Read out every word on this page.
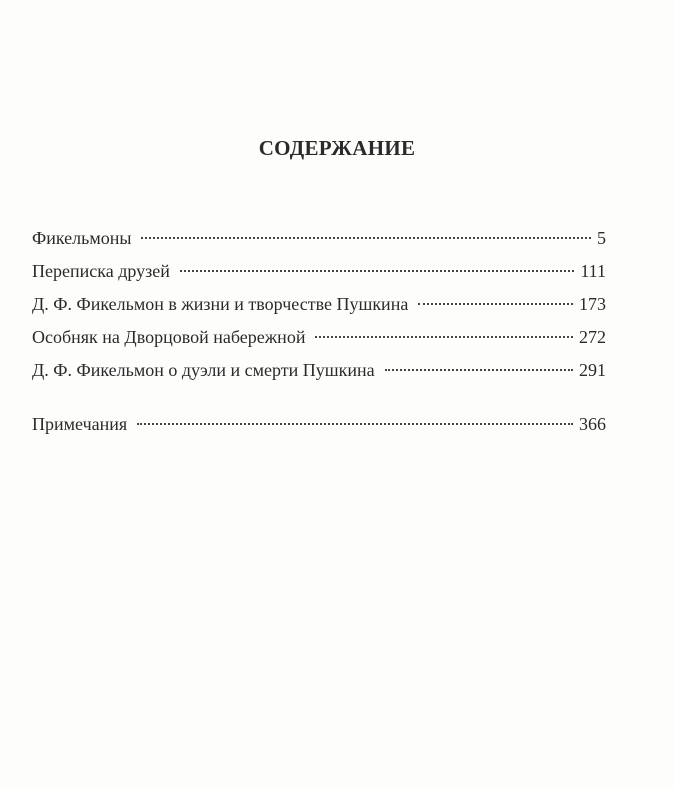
СОДЕРЖАНИЕ
Фикельмоны	5
Переписка друзей	111
Д. Ф. Фикельмон в жизни и творчестве Пушкина	173
Особняк на Дворцовой набережной	272
Д. Ф. Фикельмон о дуэли и смерти Пушкина	291
Примечания	366
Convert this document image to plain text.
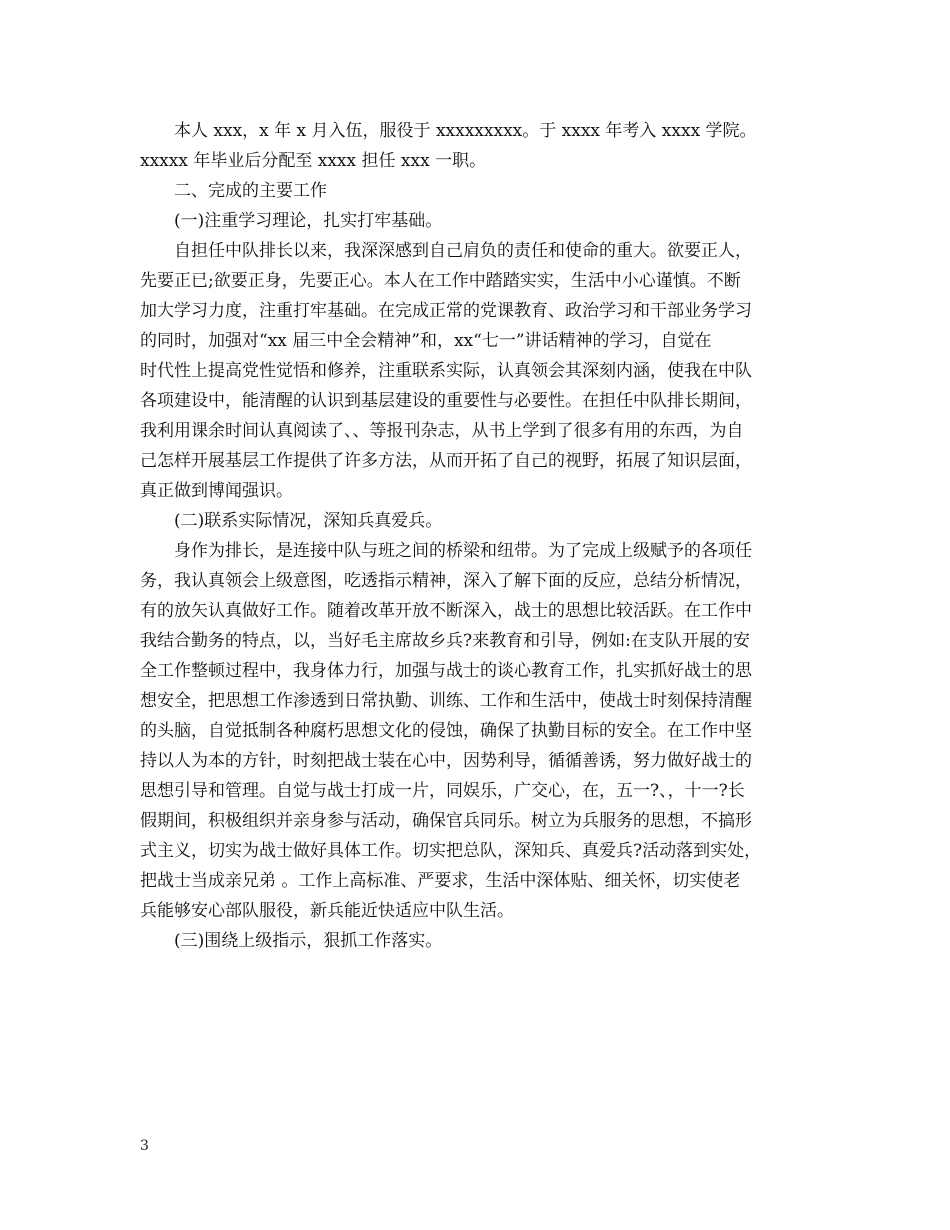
本人 xxx，x 年 x 月入伍，服役于 xxxxxxxxx。于 xxxx 年考入 xxxx 学院。
xxxxx 年毕业后分配至 xxxx 担任 xxx 一职。
二、完成的主要工作
(一)注重学习理论，扎实打牢基础。
自担任中队排长以来，我深深感到自己肩负的责任和使命的重大。欲要正人，
先要正已;欲要正身，先要正心。本人在工作中踏踏实实，生活中小心谨慎。不断
加大学习力度，注重打牢基础。在完成正常的党课教育、政治学习和干部业务学习
的同时，加强对“xx 届三中全会精神”和，xx“七一”讲话精神的学习，自觉在
时代性上提高党性觉悟和修养，注重联系实际，认真领会其深刻内涵，使我在中队
各项建设中，能清醒的认识到基层建设的重要性与必要性。在担任中队排长期间，
我利用课余时间认真阅读了、、等报刊杂志，从书上学到了很多有用的东西，为自
己怎样开展基层工作提供了许多方法，从而开拓了自己的视野，拓展了知识层面，
真正做到博闻强识。
(二)联系实际情况，深知兵真爱兵。
身作为排长，是连接中队与班之间的桥梁和纽带。为了完成上级赋予的各项任
务，我认真领会上级意图，吃透指示精神，深入了解下面的反应，总结分析情况，
有的放矢认真做好工作。随着改革开放不断深入，战士的思想比较活跃。在工作中
我结合勤务的特点，以，当好毛主席故乡兵?来教育和引导，例如:在支队开展的安
全工作整顿过程中，我身体力行，加强与战士的谈心教育工作，扎实抓好战士的思
想安全，把思想工作渗透到日常执勤、训练、工作和生活中，使战士时刻保持清醒
的头脑，自觉抵制各种腐朽思想文化的侵蚀，确保了执勤目标的安全。在工作中坚
持以人为本的方针，时刻把战士装在心中，因势利导，循循善诱，努力做好战士的
思想引导和管理。自觉与战士打成一片，同娱乐，广交心，在，五一?、，十一?长
假期间，积极组织并亲身参与活动，确保官兵同乐。树立为兵服务的思想，不搞形
式主义，切实为战士做好具体工作。切实把总队，深知兵、真爱兵?活动落到实处，
把战士当成亲兄弟 。工作上高标准、严要求，生活中深体贴、细关怀，切实使老
兵能够安心部队服役，新兵能近快适应中队生活。
(三)围绕上级指示，狠抓工作落实。
3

......

**STATED GOAL**. Restate the data above word for word. Skip every picture.

**ANSWER IN FULL**.
Read out every word on this page.
СОДЕРЖАНИЕ
Фикельмоны	5
Переписка друзей	111
Д. Ф. Фикельмон в жизни и творчестве Пушкина	173
Особняк на Дворцовой набережной	272
Д. Ф. Фикельмон о дуэли и смерти Пушкина	291
Примечания	366
Convert this document image to plain text.
本人 xxx，x 年 x 月入伍，服役于 xxxxxxxxx。于 xxxx 年考入 xxxx 学院。
xxxxx 年毕业后分配至 xxxx 担任 xxx 一职。
二、完成的主要工作
(一)注重学习理论，扎实打牢基础。
自担任中队排长以来，我深深感到自己肩负的责任和使命的重大。欲要正人，
先要正已;欲要正身，先要正心。本人在工作中踏踏实实，生活中小心谨慎。不断
加大学习力度，注重打牢基础。在完成正常的党课教育、政治学习和干部业务学习
的同时，加强对“xx 届三中全会精神”和，xx“七一”讲话精神的学习，自觉在
时代性上提高党性觉悟和修养，注重联系实际，认真领会其深刻内涵，使我在中队
各项建设中，能清醒的认识到基层建设的重要性与必要性。在担任中队排长期间，
我利用课余时间认真阅读了、、等报刊杂志，从书上学到了很多有用的东西，为自
己怎样开展基层工作提供了许多方法，从而开拓了自己的视野，拓展了知识层面，
真正做到博闻强识。
(二)联系实际情况，深知兵真爱兵。
身作为排长，是连接中队与班之间的桥梁和纽带。为了完成上级赋予的各项任
务，我认真领会上级意图，吃透指示精神，深入了解下面的反应，总结分析情况，
有的放矢认真做好工作。随着改革开放不断深入，战士的思想比较活跃。在工作中
我结合勤务的特点，以，当好毛主席故乡兵?来教育和引导，例如:在支队开展的安
全工作整顿过程中，我身体力行，加强与战士的谈心教育工作，扎实抓好战士的思
想安全，把思想工作渗透到日常执勤、训练、工作和生活中，使战士时刻保持清醒
的头脑，自觉抵制各种腐朽思想文化的侵蚀，确保了执勤目标的安全。在工作中坚
持以人为本的方针，时刻把战士装在心中，因势利导，循循善诱，努力做好战士的
思想引导和管理。自觉与战士打成一片，同娱乐，广交心，在，五一?、，十一?长
假期间，积极组织并亲身参与活动，确保官兵同乐。树立为兵服务的思想，不搞形
式主义，切实为战士做好具体工作。切实把总队，深知兵、真爱兵?活动落到实处，
把战士当成亲兄弟 。工作上高标准、严要求，生活中深体贴、细关怀，切实使老
兵能够安心部队服役，新兵能近快适应中队生活。
(三)围绕上级指示，狠抓工作落实。
3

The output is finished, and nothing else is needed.